**Set problem**
Look through the records below and collect all lines that hold the string "radial".

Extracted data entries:
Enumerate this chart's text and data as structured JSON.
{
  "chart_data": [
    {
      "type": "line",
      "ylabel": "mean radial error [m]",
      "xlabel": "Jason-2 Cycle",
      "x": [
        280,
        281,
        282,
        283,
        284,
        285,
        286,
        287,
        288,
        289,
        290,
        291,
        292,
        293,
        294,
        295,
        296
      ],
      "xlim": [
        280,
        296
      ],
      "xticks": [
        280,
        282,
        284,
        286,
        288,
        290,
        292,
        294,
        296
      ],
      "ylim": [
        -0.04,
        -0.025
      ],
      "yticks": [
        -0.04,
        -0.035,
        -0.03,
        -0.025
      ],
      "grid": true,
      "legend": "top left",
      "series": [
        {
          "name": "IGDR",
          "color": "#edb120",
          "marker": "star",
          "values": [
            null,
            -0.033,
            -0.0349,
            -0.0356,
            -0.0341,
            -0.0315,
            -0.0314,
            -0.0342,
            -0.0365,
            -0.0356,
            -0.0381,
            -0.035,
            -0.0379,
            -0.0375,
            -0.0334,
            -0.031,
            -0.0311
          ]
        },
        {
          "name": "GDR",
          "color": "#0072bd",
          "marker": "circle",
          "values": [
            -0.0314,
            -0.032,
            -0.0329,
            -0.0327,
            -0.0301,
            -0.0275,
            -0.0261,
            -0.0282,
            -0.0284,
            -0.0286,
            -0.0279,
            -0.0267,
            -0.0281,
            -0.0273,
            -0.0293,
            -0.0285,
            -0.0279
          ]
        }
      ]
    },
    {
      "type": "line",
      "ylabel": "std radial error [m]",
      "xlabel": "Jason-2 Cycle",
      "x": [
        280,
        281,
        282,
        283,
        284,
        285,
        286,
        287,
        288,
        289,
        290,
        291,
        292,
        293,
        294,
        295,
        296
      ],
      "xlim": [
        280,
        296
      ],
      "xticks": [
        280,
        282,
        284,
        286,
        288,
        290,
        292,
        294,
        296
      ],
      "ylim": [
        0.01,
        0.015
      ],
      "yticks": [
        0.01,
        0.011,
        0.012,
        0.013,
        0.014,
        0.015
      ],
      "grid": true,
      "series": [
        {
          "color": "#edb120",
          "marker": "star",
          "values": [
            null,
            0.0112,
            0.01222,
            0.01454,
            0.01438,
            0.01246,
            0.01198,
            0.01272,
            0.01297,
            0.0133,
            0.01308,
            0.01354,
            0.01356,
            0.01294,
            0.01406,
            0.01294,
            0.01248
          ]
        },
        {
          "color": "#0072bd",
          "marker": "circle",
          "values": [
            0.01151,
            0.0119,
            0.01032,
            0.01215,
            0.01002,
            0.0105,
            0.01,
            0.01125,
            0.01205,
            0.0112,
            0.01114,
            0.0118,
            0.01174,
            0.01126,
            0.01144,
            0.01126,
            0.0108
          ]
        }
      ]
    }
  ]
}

**Answer to this problem**
      "ylabel": "mean radial error [m]",
      "ylabel": "std radial error [m]",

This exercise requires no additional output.